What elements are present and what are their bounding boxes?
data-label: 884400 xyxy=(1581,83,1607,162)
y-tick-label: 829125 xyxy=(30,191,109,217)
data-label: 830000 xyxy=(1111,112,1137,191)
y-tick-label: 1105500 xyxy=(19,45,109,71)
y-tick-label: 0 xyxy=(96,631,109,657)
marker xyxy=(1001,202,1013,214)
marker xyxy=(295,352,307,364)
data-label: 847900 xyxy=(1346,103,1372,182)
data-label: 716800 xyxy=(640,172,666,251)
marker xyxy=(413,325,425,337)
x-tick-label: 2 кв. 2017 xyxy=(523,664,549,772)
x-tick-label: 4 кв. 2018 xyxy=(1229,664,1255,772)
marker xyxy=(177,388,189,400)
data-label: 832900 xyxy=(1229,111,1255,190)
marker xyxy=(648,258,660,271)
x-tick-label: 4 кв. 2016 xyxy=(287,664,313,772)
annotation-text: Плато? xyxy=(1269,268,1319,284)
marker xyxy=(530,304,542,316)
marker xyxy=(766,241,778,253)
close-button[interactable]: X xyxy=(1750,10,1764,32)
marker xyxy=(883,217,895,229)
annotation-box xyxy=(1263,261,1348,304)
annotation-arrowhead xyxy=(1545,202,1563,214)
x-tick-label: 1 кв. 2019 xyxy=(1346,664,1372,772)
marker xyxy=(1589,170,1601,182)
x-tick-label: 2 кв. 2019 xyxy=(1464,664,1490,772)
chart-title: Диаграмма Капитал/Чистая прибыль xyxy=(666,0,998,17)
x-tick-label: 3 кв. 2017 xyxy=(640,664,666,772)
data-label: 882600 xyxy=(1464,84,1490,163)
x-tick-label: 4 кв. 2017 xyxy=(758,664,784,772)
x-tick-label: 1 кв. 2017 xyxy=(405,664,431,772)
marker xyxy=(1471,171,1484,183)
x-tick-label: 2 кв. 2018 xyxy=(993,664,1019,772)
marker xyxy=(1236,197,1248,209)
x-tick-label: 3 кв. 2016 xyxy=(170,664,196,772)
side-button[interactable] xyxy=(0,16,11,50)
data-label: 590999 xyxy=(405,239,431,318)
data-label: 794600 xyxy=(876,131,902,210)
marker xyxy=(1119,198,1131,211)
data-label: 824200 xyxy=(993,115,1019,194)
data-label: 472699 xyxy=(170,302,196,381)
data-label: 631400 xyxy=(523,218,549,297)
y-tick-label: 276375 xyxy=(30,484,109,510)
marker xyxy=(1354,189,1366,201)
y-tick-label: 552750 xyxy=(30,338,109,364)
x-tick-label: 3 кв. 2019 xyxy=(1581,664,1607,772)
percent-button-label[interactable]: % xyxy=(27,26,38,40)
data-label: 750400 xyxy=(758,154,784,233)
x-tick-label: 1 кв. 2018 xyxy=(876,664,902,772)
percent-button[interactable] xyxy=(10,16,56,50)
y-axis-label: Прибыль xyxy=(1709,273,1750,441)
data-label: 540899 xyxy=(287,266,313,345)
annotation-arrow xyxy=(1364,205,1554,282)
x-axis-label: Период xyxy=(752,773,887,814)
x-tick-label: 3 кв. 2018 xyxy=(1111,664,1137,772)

++++

- _Given instruction_
Reproduce every line of the data above verbatim, keeping the original order.

- _Reply to the exercise_
What elements are present and what are their bounding boxes?
data-label: 884400 xyxy=(1581,83,1607,162)
y-tick-label: 829125 xyxy=(30,191,109,217)
data-label: 830000 xyxy=(1111,112,1137,191)
y-tick-label: 1105500 xyxy=(19,45,109,71)
y-tick-label: 0 xyxy=(96,631,109,657)
marker xyxy=(1001,202,1013,214)
marker xyxy=(295,352,307,364)
data-label: 847900 xyxy=(1346,103,1372,182)
data-label: 716800 xyxy=(640,172,666,251)
marker xyxy=(413,325,425,337)
x-tick-label: 2 кв. 2017 xyxy=(523,664,549,772)
x-tick-label: 4 кв. 2018 xyxy=(1229,664,1255,772)
marker xyxy=(177,388,189,400)
data-label: 832900 xyxy=(1229,111,1255,190)
marker xyxy=(648,258,660,271)
x-tick-label: 4 кв. 2016 xyxy=(287,664,313,772)
annotation-text: Плато? xyxy=(1269,268,1319,284)
marker xyxy=(530,304,542,316)
marker xyxy=(766,241,778,253)
close-button[interactable]: X xyxy=(1750,10,1764,32)
marker xyxy=(883,217,895,229)
annotation-box xyxy=(1263,261,1348,304)
annotation-arrowhead xyxy=(1545,202,1563,214)
x-tick-label: 1 кв. 2019 xyxy=(1346,664,1372,772)
marker xyxy=(1589,170,1601,182)
x-tick-label: 2 кв. 2019 xyxy=(1464,664,1490,772)
chart-title: Диаграмма Капитал/Чистая прибыль xyxy=(666,0,998,17)
x-tick-label: 3 кв. 2017 xyxy=(640,664,666,772)
data-label: 882600 xyxy=(1464,84,1490,163)
x-tick-label: 4 кв. 2017 xyxy=(758,664,784,772)
x-tick-label: 1 кв. 2017 xyxy=(405,664,431,772)
marker xyxy=(1471,171,1484,183)
x-tick-label: 2 кв. 2018 xyxy=(993,664,1019,772)
marker xyxy=(1236,197,1248,209)
x-tick-label: 3 кв. 2016 xyxy=(170,664,196,772)
side-button[interactable] xyxy=(0,16,11,50)
data-label: 590999 xyxy=(405,239,431,318)
data-label: 794600 xyxy=(876,131,902,210)
marker xyxy=(1119,198,1131,211)
data-label: 824200 xyxy=(993,115,1019,194)
data-label: 472699 xyxy=(170,302,196,381)
data-label: 631400 xyxy=(523,218,549,297)
y-tick-label: 276375 xyxy=(30,484,109,510)
marker xyxy=(1354,189,1366,201)
y-tick-label: 552750 xyxy=(30,338,109,364)
x-tick-label: 3 кв. 2019 xyxy=(1581,664,1607,772)
percent-button-label[interactable]: % xyxy=(27,26,38,40)
data-label: 750400 xyxy=(758,154,784,233)
x-tick-label: 1 кв. 2018 xyxy=(876,664,902,772)
percent-button[interactable] xyxy=(10,16,56,50)
y-axis-label: Прибыль xyxy=(1709,273,1750,441)
data-label: 540899 xyxy=(287,266,313,345)
annotation-arrow xyxy=(1364,205,1554,282)
x-axis-label: Период xyxy=(752,773,887,814)
x-tick-label: 3 кв. 2018 xyxy=(1111,664,1137,772)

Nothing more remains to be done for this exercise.